Provided material:
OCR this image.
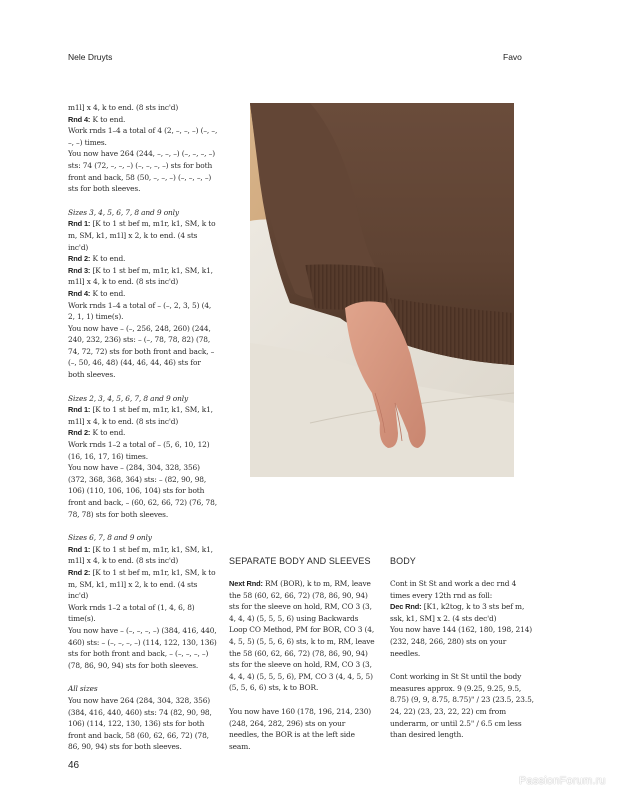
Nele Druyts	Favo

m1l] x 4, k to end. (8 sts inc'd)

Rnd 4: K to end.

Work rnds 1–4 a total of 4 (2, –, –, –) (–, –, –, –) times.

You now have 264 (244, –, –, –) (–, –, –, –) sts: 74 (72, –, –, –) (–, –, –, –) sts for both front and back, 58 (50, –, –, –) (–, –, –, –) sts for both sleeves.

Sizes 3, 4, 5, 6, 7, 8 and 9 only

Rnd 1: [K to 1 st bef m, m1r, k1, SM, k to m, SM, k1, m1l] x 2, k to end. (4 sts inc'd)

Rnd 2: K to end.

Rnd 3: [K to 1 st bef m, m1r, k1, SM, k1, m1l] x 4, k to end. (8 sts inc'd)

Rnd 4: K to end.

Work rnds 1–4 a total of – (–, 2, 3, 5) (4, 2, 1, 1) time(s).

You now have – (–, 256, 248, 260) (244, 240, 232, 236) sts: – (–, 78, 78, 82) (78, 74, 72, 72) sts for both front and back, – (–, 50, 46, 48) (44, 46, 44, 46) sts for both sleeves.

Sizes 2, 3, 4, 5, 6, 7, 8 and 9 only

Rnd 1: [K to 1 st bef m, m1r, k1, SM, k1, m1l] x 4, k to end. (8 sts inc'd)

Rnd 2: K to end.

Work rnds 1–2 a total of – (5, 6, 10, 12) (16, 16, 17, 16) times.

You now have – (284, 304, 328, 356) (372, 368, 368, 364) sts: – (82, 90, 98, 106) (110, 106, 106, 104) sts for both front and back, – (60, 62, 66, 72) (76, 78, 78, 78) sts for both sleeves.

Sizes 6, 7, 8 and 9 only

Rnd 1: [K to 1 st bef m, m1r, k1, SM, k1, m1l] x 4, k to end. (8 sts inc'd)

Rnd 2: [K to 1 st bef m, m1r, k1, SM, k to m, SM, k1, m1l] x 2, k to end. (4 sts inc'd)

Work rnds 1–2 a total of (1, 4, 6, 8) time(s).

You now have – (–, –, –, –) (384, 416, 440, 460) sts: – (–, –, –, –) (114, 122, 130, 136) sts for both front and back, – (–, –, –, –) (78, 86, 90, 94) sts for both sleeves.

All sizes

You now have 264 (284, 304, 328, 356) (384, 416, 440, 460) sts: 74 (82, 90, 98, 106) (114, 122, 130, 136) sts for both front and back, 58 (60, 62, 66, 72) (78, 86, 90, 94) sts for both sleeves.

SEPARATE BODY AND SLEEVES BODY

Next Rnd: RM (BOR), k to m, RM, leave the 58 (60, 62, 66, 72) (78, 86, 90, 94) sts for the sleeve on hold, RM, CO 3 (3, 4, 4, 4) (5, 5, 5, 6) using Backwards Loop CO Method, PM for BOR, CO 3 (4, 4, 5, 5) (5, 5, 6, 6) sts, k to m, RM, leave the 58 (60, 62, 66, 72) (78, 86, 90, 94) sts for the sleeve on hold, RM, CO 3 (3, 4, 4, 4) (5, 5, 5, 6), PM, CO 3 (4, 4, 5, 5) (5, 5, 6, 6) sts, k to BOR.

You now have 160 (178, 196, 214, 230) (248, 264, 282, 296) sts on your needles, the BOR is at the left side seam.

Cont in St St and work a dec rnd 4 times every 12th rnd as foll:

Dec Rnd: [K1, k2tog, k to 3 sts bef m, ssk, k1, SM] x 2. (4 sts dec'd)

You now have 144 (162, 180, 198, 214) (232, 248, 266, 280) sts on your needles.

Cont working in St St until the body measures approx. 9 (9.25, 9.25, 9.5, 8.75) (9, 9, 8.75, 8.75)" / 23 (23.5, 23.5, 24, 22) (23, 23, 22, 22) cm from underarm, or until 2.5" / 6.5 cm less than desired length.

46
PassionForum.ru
* * *
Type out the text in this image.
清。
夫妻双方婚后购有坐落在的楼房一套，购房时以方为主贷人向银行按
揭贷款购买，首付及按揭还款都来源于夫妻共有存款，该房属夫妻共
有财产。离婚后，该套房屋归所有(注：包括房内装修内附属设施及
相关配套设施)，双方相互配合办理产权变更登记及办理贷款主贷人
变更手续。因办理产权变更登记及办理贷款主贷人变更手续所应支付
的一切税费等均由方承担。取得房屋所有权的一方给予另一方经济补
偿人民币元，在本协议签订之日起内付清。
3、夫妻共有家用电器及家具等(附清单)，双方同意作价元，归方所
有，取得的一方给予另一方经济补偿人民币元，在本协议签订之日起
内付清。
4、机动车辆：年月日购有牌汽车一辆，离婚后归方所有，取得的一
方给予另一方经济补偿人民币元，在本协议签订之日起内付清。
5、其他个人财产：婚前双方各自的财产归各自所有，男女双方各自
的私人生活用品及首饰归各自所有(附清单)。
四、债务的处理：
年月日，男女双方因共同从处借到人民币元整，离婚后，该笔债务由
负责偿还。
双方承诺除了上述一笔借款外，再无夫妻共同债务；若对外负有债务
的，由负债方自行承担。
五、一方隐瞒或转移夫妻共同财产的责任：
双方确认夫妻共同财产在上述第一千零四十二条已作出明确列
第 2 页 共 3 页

Exercise directions:
Your task is to collect every line above that contains the word "needles".

Solution for this exercise:
You now have 160 (178, 196, 214, 230) (248, 264, 282, 296) sts on your needles, the BOR is at the left side seam.
You now have 144 (162, 180, 198, 214) (232, 248, 266, 280) sts on your needles.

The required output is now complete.